## What you are asked to do
Reproduce the records below exactly, leaving out any pictures.

## Figure record listings
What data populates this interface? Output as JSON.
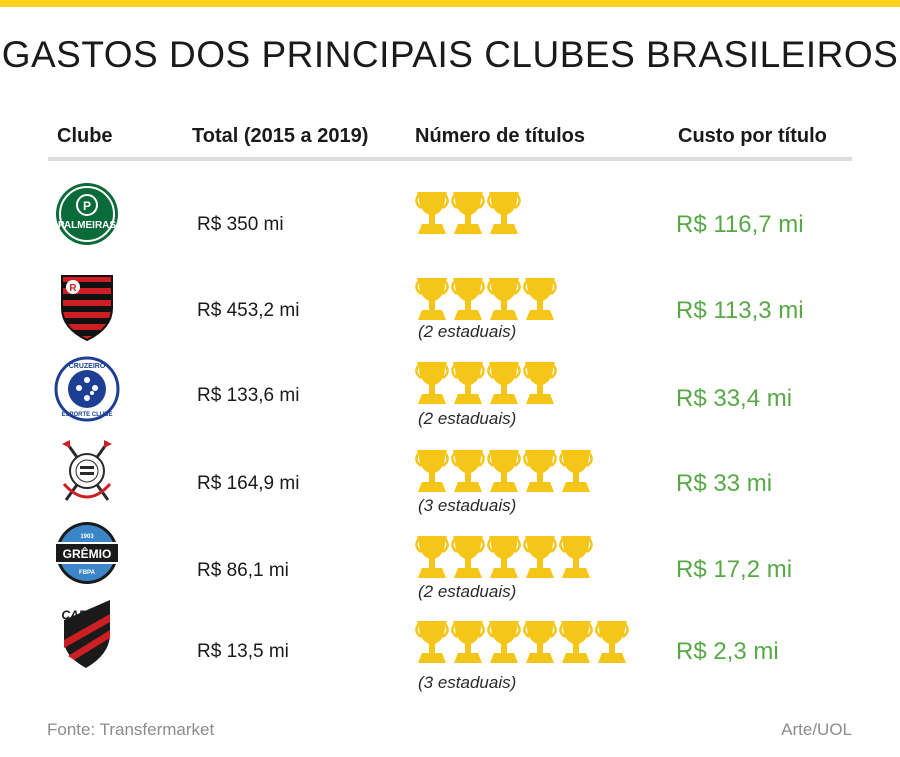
{
  "title": "GASTOS DOS PRINCIPAIS CLUBES BRASILEIROS",
  "headers": {
    "club": "Clube",
    "total": "Total (2015 a 2019)",
    "titles": "Número de títulos",
    "cost": "Custo por título"
  },
  "rows": [
    {
      "logo": "palmeiras-logo",
      "total": "R$ 350 mi",
      "trophies": 3,
      "note": "",
      "cost": "R$ 116,7 mi"
    },
    {
      "logo": "flamengo-logo",
      "total": "R$ 453,2 mi",
      "trophies": 4,
      "note": "(2 estaduais)",
      "cost": "R$ 113,3 mi"
    },
    {
      "logo": "cruzeiro-logo",
      "total": "R$ 133,6 mi",
      "trophies": 4,
      "note": "(2 estaduais)",
      "cost": "R$ 33,4 mi"
    },
    {
      "logo": "corinthians-logo",
      "total": "R$ 164,9 mi",
      "trophies": 5,
      "note": "(3 estaduais)",
      "cost": "R$ 33 mi"
    },
    {
      "logo": "gremio-logo",
      "total": "R$ 86,1 mi",
      "trophies": 5,
      "note": "(2 estaduais)",
      "cost": "R$ 17,2 mi"
    },
    {
      "logo": "athletico-pr-logo",
      "total": "R$ 13,5 mi",
      "trophies": 6,
      "note": "(3 estaduais)",
      "cost": "R$ 2,3 mi"
    }
  ],
  "logo_text": {
    "palmeiras": "PALMEIRAS",
    "cruzeiro": "CRUZEIRO",
    "cruzeiro_sub": "ESPORTE CLUBE",
    "gremio": "GRÊMIO",
    "gremio_year": "1903",
    "gremio_sub": "FBPA",
    "cap": "CAP"
  },
  "footer": {
    "source": "Fonte: Transfermarket",
    "credit": "Arte/UOL"
  },
  "colors": {
    "accent_bar": "#ffd11a",
    "trophy": "#f5c518",
    "cost_text": "#58a846"
  }
}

## Exercise answer
What data populates this interface? Output as JSON.
{
  "title": "GASTOS DOS PRINCIPAIS CLUBES BRASILEIROS",
  "headers": {
    "club": "Clube",
    "total": "Total (2015 a 2019)",
    "titles": "Número de títulos",
    "cost": "Custo por título"
  },
  "rows": [
    {
      "logo": "palmeiras-logo",
      "total": "R$ 350 mi",
      "trophies": 3,
      "note": "",
      "cost": "R$ 116,7 mi"
    },
    {
      "logo": "flamengo-logo",
      "total": "R$ 453,2 mi",
      "trophies": 4,
      "note": "(2 estaduais)",
      "cost": "R$ 113,3 mi"
    },
    {
      "logo": "cruzeiro-logo",
      "total": "R$ 133,6 mi",
      "trophies": 4,
      "note": "(2 estaduais)",
      "cost": "R$ 33,4 mi"
    },
    {
      "logo": "corinthians-logo",
      "total": "R$ 164,9 mi",
      "trophies": 5,
      "note": "(3 estaduais)",
      "cost": "R$ 33 mi"
    },
    {
      "logo": "gremio-logo",
      "total": "R$ 86,1 mi",
      "trophies": 5,
      "note": "(2 estaduais)",
      "cost": "R$ 17,2 mi"
    },
    {
      "logo": "athletico-pr-logo",
      "total": "R$ 13,5 mi",
      "trophies": 6,
      "note": "(3 estaduais)",
      "cost": "R$ 2,3 mi"
    }
  ],
  "logo_text": {
    "palmeiras": "PALMEIRAS",
    "cruzeiro": "CRUZEIRO",
    "cruzeiro_sub": "ESPORTE CLUBE",
    "gremio": "GRÊMIO",
    "gremio_year": "1903",
    "gremio_sub": "FBPA",
    "cap": "CAP"
  },
  "footer": {
    "source": "Fonte: Transfermarket",
    "credit": "Arte/UOL"
  },
  "colors": {
    "accent_bar": "#ffd11a",
    "trophy": "#f5c518",
    "cost_text": "#58a846"
  }
}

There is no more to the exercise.